§ **Problem to work on**:
Copy out the lines that include the word "triangle".

§ **Source records**:
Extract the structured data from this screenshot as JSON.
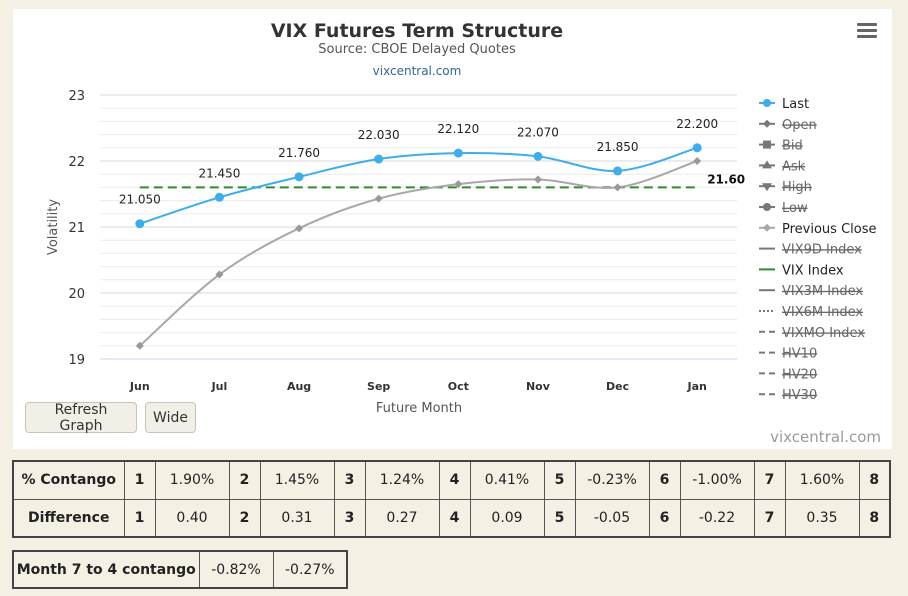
{
  "chart_data": {
    "type": "line",
    "title": "VIX Futures Term Structure",
    "subtitle": "Source: CBOE Delayed Quotes",
    "link_text": "vixcentral.com",
    "xlabel": "Future Month",
    "ylabel": "Volatility",
    "categories": [
      "Jun",
      "Jul",
      "Aug",
      "Sep",
      "Oct",
      "Nov",
      "Dec",
      "Jan"
    ],
    "ylim": [
      19,
      23
    ],
    "yticks": [
      "19",
      "20",
      "21",
      "22",
      "23"
    ],
    "grid": true,
    "legend_position": "right",
    "series": [
      {
        "name": "Last",
        "color": "#3daee9",
        "values": [
          21.05,
          21.45,
          21.76,
          22.03,
          22.12,
          22.07,
          21.85,
          22.2
        ],
        "labels": [
          "21.050",
          "21.450",
          "21.760",
          "22.030",
          "22.120",
          "22.070",
          "21.850",
          "22.200"
        ]
      },
      {
        "name": "Previous Close",
        "color": "#a8a8a8",
        "values": [
          19.2,
          20.28,
          20.98,
          21.43,
          21.65,
          21.72,
          21.6,
          22.0
        ]
      },
      {
        "name": "VIX Index",
        "color": "#2e8b2e",
        "values": [
          21.6,
          21.6,
          21.6,
          21.6,
          21.6,
          21.6,
          21.6,
          21.6
        ],
        "end_label": "21.60"
      }
    ],
    "legend": [
      {
        "label": "Last",
        "symbol": "circle",
        "color": "#3daee9",
        "hidden": false
      },
      {
        "label": "Open",
        "symbol": "diamond",
        "color": "#666666",
        "hidden": true
      },
      {
        "label": "Bid",
        "symbol": "square",
        "color": "#666666",
        "hidden": true
      },
      {
        "label": "Ask",
        "symbol": "triangle-up",
        "color": "#666666",
        "hidden": true
      },
      {
        "label": "High",
        "symbol": "triangle-down",
        "color": "#666666",
        "hidden": true
      },
      {
        "label": "Low",
        "symbol": "circle",
        "color": "#666666",
        "hidden": true
      },
      {
        "label": "Previous Close",
        "symbol": "diamond",
        "color": "#a8a8a8",
        "hidden": false
      },
      {
        "label": "VIX9D Index",
        "symbol": "line",
        "color": "#666666",
        "hidden": true
      },
      {
        "label": "VIX Index",
        "symbol": "line",
        "color": "#2e8b2e",
        "hidden": false
      },
      {
        "label": "VIX3M Index",
        "symbol": "line",
        "color": "#666666",
        "hidden": true
      },
      {
        "label": "VIX6M Index",
        "symbol": "dotted",
        "color": "#666666",
        "hidden": true
      },
      {
        "label": "VIXMO Index",
        "symbol": "dashed",
        "color": "#666666",
        "hidden": true
      },
      {
        "label": "HV10",
        "symbol": "dashed",
        "color": "#666666",
        "hidden": true
      },
      {
        "label": "HV20",
        "symbol": "dashed",
        "color": "#666666",
        "hidden": true
      },
      {
        "label": "HV30",
        "symbol": "dashed",
        "color": "#666666",
        "hidden": true
      }
    ]
  },
  "buttons": {
    "refresh": "Refresh Graph",
    "wide": "Wide"
  },
  "credit": "vixcentral.com",
  "stats": {
    "contango_label": "% Contango",
    "difference_label": "Difference",
    "month_numbers": [
      "1",
      "2",
      "3",
      "4",
      "5",
      "6",
      "7",
      "8"
    ],
    "contango_values": [
      "1.90%",
      "1.45%",
      "1.24%",
      "0.41%",
      "-0.23%",
      "-1.00%",
      "1.60%"
    ],
    "difference_values": [
      "0.40",
      "0.31",
      "0.27",
      "0.09",
      "-0.05",
      "-0.22",
      "0.35"
    ]
  },
  "month_contango": {
    "label": "Month 7 to 4 contango",
    "values": [
      "-0.82%",
      "-0.27%"
    ]
  }
}
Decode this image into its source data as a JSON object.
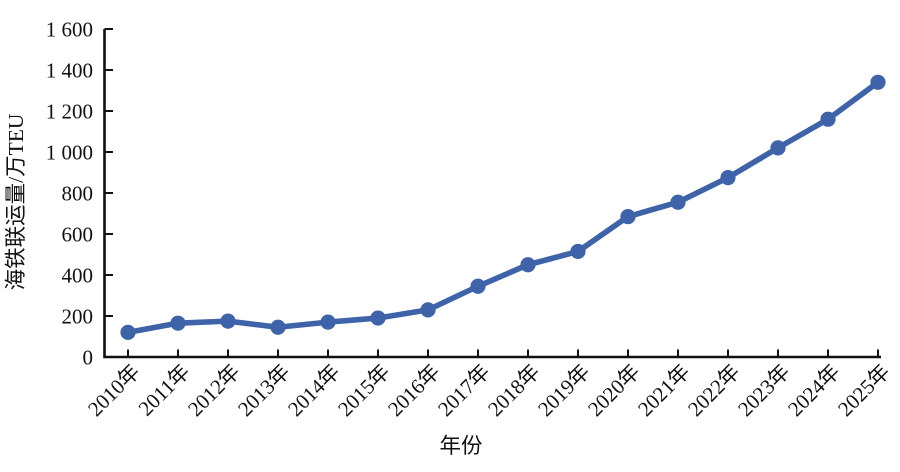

§ **Reply to the exercise**:
        "symbol": "triangle-up",
        "symbol": "triangle-down",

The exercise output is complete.